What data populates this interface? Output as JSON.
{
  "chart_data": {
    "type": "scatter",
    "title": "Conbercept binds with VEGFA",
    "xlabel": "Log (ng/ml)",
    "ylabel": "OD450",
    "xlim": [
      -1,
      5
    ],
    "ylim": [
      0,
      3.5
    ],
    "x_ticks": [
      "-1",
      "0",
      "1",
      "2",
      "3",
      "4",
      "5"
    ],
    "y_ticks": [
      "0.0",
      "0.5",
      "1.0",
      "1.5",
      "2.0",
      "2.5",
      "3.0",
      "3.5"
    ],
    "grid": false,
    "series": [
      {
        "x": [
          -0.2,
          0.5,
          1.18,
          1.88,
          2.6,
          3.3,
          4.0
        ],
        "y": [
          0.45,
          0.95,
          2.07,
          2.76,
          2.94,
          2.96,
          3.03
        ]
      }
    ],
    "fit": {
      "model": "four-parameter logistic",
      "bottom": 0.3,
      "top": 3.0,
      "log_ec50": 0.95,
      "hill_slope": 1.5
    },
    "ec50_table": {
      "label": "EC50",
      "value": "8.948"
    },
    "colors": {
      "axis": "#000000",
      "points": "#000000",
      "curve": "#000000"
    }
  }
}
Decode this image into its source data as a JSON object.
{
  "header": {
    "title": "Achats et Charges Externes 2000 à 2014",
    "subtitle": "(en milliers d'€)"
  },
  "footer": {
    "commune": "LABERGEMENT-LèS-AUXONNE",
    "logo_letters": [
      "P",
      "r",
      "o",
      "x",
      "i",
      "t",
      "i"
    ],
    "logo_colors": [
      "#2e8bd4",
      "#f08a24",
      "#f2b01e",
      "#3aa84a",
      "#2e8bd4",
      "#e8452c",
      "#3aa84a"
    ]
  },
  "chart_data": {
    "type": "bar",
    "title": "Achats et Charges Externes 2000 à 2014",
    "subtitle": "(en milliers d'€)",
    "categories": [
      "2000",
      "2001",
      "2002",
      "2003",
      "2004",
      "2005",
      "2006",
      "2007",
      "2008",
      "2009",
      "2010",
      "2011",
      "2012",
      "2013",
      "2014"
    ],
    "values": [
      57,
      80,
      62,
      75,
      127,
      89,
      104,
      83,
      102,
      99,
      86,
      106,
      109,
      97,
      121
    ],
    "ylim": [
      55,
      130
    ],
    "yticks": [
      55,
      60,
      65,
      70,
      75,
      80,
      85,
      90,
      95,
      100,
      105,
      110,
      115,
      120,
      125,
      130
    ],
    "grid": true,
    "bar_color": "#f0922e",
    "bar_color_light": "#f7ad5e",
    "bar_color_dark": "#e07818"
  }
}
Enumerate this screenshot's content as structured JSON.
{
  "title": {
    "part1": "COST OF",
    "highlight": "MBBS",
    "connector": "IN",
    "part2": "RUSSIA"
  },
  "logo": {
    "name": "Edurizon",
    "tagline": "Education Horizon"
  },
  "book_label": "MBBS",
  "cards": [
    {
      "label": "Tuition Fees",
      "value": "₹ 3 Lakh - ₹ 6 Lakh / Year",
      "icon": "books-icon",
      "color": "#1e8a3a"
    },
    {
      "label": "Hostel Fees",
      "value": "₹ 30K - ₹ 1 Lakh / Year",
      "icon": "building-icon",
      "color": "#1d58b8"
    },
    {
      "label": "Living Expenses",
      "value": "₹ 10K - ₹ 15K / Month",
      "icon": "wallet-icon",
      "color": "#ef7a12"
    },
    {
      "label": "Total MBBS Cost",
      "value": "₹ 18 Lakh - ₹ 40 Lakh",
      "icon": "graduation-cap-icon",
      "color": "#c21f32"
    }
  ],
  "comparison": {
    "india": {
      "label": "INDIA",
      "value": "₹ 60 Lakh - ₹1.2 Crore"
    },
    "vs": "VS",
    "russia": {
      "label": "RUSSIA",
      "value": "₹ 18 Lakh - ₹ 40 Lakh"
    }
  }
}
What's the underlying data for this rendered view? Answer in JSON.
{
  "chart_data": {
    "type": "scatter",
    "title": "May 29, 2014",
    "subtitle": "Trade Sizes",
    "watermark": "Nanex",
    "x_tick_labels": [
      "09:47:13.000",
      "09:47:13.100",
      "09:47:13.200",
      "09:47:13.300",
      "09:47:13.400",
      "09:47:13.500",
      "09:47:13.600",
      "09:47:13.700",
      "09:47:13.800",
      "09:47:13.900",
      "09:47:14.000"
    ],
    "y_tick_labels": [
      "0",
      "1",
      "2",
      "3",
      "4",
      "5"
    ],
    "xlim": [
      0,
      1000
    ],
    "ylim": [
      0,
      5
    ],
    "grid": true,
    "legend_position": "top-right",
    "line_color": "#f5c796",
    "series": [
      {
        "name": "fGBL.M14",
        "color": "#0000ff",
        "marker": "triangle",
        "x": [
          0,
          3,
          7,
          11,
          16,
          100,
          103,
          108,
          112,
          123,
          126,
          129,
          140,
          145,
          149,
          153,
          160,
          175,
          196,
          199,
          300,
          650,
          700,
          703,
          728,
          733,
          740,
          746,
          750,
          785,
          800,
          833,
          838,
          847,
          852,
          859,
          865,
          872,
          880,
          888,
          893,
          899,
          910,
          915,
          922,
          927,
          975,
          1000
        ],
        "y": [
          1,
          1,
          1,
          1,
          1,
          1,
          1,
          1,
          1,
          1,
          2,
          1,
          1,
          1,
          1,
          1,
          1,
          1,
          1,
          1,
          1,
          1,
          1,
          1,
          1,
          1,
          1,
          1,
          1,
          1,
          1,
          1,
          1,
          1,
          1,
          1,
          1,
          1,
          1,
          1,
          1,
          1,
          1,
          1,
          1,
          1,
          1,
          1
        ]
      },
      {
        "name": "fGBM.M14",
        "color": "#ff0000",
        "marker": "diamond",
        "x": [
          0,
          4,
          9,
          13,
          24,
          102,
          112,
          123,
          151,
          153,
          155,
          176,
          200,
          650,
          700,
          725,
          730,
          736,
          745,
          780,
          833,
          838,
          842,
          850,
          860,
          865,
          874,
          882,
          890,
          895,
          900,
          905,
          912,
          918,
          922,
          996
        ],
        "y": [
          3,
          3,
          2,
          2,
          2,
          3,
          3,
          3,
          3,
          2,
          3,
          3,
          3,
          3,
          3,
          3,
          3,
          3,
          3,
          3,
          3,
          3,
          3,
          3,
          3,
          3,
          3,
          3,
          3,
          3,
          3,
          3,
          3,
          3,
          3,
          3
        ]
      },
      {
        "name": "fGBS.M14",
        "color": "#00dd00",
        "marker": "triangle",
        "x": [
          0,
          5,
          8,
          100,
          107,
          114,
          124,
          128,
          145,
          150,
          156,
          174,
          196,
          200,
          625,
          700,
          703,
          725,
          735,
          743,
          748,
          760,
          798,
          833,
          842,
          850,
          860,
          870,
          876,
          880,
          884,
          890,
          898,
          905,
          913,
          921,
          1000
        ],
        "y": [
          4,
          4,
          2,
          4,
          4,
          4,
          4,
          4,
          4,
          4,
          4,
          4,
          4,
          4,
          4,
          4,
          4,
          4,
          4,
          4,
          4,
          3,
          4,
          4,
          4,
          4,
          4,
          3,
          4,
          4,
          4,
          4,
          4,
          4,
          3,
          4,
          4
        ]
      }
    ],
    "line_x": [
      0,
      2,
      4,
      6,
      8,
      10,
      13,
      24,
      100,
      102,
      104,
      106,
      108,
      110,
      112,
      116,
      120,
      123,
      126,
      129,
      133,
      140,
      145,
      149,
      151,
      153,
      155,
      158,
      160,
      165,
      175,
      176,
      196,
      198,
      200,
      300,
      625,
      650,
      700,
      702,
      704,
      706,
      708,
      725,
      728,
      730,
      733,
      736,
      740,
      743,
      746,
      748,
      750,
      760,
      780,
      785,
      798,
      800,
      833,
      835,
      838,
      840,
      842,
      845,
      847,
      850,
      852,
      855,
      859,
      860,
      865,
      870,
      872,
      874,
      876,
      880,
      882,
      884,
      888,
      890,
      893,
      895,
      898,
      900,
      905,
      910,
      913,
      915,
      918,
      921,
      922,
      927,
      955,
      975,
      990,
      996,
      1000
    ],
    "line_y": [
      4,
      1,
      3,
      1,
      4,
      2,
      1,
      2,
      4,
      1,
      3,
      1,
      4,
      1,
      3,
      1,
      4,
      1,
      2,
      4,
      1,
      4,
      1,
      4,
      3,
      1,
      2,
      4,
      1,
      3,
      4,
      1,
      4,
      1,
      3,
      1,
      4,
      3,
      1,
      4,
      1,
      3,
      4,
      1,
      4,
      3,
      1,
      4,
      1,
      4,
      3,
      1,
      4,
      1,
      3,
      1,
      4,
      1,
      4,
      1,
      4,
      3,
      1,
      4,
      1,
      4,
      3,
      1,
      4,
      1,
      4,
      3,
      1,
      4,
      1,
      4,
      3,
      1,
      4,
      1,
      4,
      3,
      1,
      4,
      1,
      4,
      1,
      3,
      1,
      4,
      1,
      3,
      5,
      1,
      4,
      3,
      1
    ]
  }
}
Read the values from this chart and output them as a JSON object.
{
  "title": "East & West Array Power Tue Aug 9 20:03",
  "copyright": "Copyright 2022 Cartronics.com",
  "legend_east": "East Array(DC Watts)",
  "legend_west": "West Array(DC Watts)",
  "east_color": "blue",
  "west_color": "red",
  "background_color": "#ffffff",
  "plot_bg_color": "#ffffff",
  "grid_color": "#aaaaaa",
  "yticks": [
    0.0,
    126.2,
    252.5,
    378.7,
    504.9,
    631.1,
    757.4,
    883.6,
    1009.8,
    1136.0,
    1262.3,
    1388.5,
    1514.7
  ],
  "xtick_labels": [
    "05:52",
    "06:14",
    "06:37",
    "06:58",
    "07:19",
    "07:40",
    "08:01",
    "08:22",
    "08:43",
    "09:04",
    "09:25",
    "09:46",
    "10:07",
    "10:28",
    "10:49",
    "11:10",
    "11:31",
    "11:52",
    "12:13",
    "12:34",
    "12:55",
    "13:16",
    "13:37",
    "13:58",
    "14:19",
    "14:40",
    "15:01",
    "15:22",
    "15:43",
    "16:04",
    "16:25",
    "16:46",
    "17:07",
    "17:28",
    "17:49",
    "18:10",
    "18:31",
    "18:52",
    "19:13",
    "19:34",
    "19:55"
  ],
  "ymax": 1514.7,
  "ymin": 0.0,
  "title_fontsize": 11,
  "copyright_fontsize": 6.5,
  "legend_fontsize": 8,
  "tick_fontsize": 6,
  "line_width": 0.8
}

* What is being asked: Take every line containing the word "ffffff" and copy it.

* Solution to this problem:
  "background_color": "#ffffff",
  "plot_bg_color": "#ffffff",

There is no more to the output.